- _What to do_
For this exercise, copy out each line of the material below that includes "August".

Extracted data entries:
§

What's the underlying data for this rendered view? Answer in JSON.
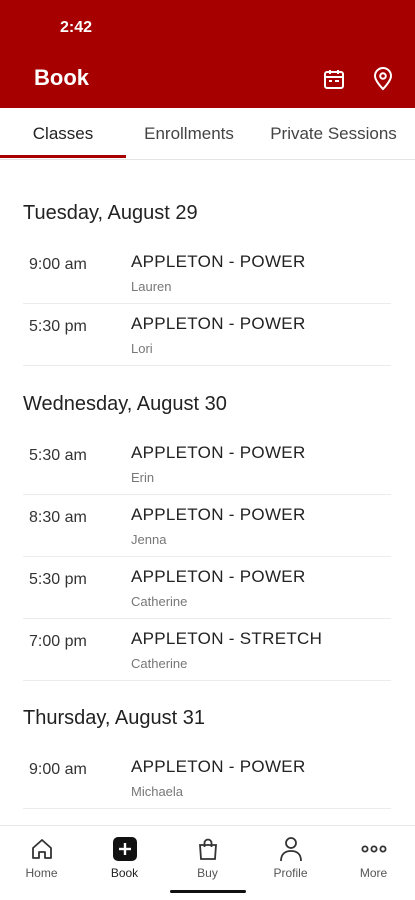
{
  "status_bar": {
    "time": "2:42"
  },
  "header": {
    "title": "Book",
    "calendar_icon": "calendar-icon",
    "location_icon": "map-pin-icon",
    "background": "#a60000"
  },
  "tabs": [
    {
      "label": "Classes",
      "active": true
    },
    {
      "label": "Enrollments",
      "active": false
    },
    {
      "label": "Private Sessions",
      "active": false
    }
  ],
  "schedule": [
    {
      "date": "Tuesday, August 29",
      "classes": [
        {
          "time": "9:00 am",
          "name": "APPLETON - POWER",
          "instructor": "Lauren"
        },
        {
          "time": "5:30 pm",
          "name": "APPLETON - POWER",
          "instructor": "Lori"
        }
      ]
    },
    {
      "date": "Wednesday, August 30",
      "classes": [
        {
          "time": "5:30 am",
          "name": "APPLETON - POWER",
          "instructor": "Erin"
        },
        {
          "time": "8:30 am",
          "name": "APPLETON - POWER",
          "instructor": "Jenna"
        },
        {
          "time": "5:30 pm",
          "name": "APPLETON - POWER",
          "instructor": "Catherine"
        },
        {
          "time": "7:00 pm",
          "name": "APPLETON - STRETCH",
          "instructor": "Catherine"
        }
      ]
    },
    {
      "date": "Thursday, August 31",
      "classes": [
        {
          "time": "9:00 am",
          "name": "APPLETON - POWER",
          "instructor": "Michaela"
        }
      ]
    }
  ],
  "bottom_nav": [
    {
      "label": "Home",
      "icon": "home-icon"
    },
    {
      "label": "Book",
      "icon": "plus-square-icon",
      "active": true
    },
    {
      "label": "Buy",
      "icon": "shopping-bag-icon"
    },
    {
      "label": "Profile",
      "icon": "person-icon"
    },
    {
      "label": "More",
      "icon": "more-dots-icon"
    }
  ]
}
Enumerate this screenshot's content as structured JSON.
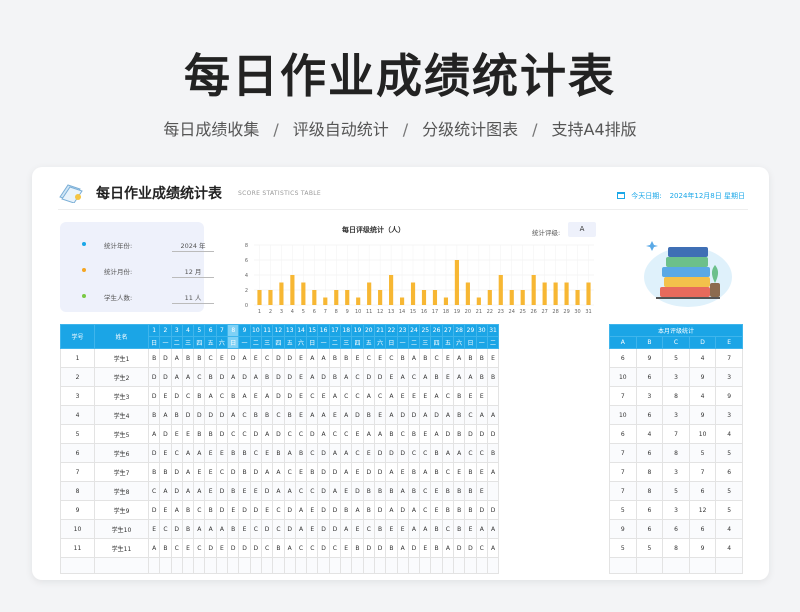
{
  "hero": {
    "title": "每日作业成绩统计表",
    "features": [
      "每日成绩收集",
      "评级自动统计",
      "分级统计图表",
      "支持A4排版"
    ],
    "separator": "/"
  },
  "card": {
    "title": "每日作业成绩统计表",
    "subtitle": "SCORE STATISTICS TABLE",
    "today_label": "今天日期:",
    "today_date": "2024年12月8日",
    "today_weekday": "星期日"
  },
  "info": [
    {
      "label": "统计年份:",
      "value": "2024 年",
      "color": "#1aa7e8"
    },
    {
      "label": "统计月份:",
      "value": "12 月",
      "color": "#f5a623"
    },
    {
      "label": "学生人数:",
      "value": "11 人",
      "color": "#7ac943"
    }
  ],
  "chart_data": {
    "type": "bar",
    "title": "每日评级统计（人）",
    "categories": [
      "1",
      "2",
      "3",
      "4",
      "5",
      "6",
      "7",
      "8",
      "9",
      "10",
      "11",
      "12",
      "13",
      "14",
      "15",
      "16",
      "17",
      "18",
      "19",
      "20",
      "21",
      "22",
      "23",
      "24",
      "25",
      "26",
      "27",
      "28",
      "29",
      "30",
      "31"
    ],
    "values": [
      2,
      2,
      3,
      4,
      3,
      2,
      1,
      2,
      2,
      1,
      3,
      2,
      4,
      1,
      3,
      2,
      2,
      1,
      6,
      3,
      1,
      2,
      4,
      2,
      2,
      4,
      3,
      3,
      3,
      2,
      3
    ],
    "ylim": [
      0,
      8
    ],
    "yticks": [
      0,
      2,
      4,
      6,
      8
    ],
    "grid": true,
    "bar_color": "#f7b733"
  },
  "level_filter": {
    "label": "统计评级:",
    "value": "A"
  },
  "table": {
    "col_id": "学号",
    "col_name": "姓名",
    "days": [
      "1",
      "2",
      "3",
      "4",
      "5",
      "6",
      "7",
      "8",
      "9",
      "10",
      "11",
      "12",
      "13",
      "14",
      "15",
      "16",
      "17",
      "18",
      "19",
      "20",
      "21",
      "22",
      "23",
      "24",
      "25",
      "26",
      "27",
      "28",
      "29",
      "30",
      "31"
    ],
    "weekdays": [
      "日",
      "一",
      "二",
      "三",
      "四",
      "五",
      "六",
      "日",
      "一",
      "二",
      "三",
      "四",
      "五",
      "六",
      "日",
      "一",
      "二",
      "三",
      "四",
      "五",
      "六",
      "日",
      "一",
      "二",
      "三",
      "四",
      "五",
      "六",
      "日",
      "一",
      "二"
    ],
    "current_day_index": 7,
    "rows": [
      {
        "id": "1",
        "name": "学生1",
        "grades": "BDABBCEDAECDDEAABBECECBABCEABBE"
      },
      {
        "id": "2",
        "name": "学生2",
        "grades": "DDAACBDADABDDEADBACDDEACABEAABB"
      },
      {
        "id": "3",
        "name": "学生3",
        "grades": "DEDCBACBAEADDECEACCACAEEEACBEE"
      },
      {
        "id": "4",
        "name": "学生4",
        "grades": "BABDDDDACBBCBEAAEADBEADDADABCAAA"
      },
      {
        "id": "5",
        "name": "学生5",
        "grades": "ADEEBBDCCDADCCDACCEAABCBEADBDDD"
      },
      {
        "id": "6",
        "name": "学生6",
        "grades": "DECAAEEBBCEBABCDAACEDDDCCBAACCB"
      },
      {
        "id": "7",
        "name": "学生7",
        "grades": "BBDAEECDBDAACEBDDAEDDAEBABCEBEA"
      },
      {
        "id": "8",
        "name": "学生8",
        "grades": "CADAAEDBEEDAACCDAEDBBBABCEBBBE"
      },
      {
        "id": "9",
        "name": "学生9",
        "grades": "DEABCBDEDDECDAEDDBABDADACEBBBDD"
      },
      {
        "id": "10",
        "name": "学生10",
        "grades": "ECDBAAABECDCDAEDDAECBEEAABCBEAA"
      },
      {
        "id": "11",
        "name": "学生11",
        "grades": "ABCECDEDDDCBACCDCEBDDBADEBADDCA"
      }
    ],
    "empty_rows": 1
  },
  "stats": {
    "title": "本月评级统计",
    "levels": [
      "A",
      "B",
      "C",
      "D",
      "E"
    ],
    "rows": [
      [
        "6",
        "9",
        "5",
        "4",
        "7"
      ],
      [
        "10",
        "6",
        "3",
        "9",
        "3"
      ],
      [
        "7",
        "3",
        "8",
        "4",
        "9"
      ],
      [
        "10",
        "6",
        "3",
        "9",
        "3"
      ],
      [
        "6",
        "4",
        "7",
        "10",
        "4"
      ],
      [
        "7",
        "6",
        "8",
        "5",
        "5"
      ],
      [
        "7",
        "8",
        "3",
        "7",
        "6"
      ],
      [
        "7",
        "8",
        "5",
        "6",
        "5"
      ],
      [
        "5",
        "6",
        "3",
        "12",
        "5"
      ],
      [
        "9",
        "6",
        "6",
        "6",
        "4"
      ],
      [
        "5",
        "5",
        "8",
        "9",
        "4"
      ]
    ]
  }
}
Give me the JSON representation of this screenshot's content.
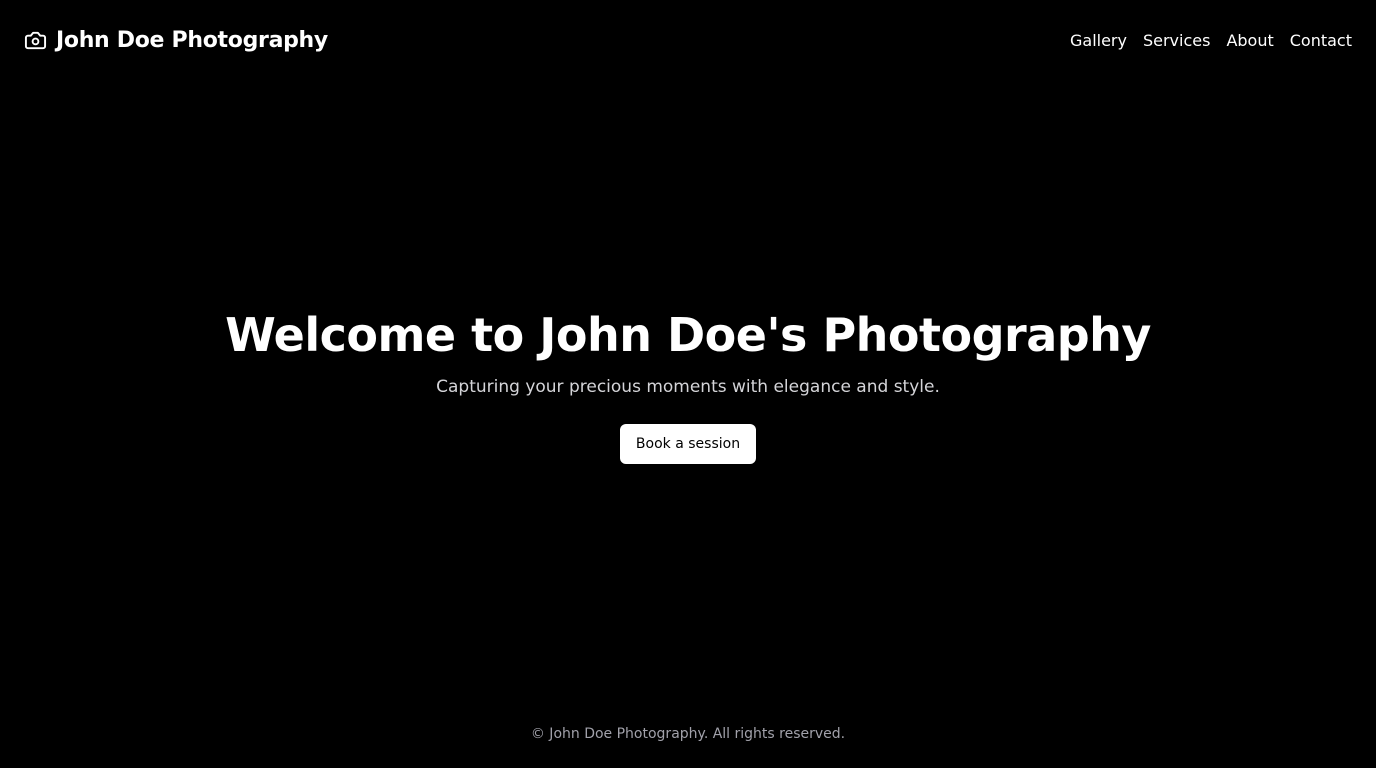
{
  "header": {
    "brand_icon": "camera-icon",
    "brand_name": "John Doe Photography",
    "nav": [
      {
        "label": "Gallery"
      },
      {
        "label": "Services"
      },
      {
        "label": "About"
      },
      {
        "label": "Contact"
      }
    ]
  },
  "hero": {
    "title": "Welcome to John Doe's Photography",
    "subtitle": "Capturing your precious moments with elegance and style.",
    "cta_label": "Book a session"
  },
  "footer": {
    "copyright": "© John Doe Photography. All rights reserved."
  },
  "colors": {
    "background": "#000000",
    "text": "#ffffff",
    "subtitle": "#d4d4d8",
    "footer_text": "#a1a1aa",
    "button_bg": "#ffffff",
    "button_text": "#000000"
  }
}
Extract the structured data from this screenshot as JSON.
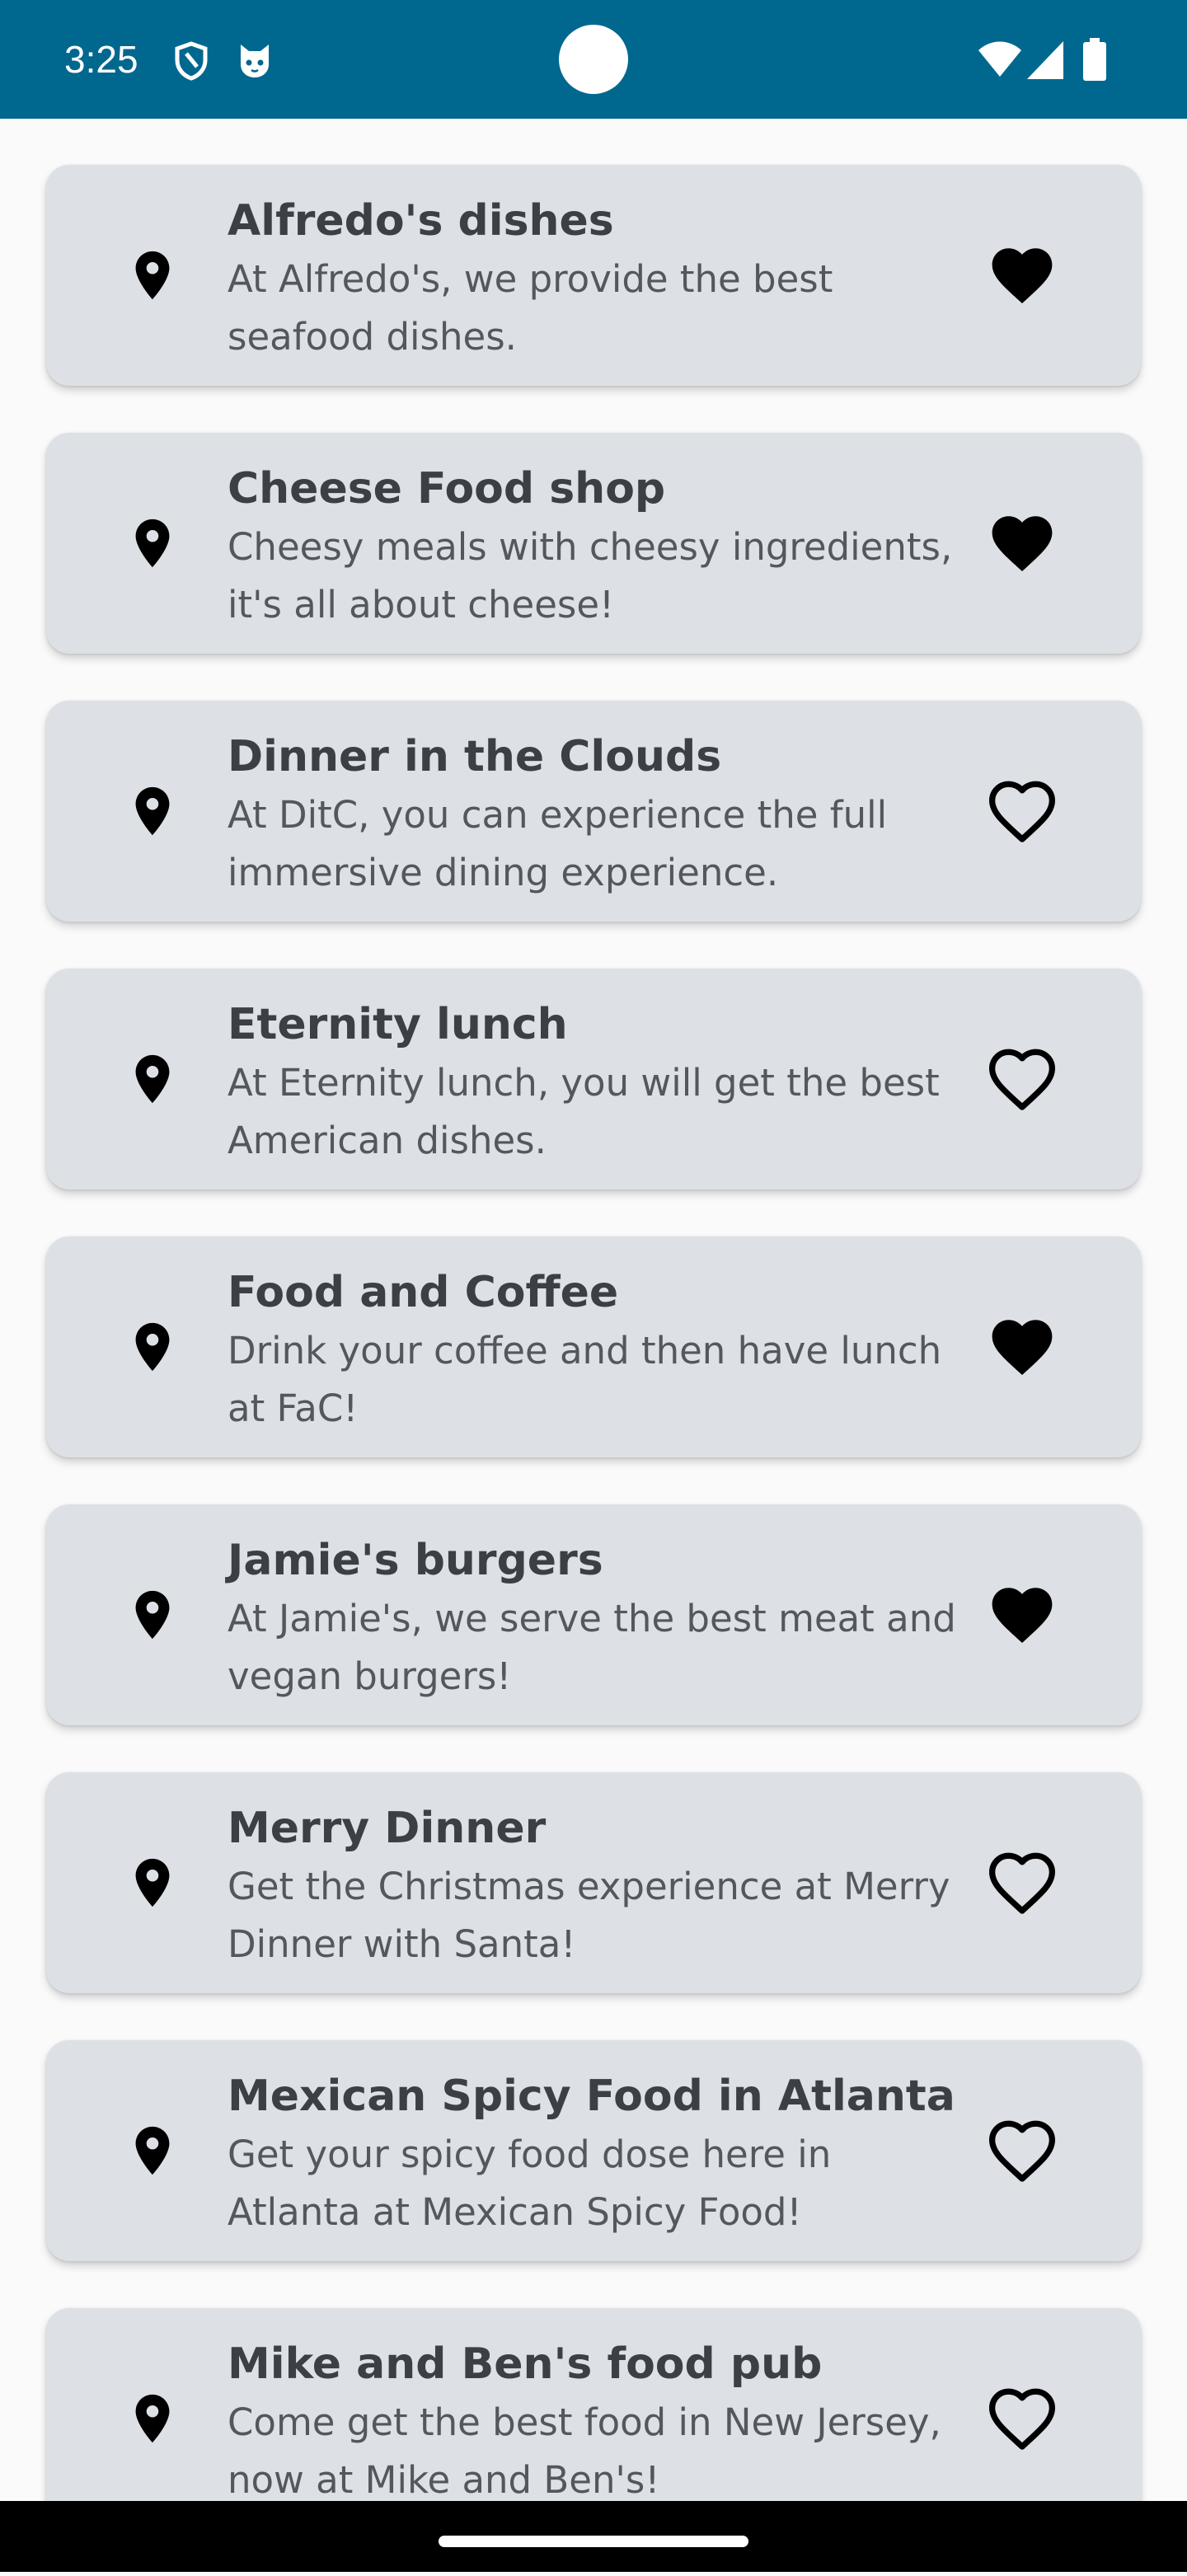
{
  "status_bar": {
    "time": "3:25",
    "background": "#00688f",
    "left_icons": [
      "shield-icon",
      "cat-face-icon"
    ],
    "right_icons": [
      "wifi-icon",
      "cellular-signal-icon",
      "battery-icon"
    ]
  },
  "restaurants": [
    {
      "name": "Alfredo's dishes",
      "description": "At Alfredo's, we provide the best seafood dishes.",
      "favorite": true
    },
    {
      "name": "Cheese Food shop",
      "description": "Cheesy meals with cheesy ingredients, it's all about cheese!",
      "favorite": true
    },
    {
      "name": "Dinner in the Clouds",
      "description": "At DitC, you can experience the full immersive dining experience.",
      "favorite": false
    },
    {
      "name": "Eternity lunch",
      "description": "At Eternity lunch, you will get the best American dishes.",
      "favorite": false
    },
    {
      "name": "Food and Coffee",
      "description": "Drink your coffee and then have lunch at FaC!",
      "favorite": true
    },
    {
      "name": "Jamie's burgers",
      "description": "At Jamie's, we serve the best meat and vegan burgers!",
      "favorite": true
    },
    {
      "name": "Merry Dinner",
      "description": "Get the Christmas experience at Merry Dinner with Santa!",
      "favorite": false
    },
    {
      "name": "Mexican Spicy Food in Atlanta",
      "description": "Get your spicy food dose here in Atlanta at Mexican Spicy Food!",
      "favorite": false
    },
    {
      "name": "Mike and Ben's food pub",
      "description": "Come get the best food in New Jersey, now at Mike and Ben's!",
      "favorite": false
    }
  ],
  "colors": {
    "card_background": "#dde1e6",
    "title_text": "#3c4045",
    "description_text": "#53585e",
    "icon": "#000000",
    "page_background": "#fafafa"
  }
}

§

- _Result_
      "date": "Tuesday, August 29",
      "date": "Wednesday, August 30",
      "date": "Thursday, August 31",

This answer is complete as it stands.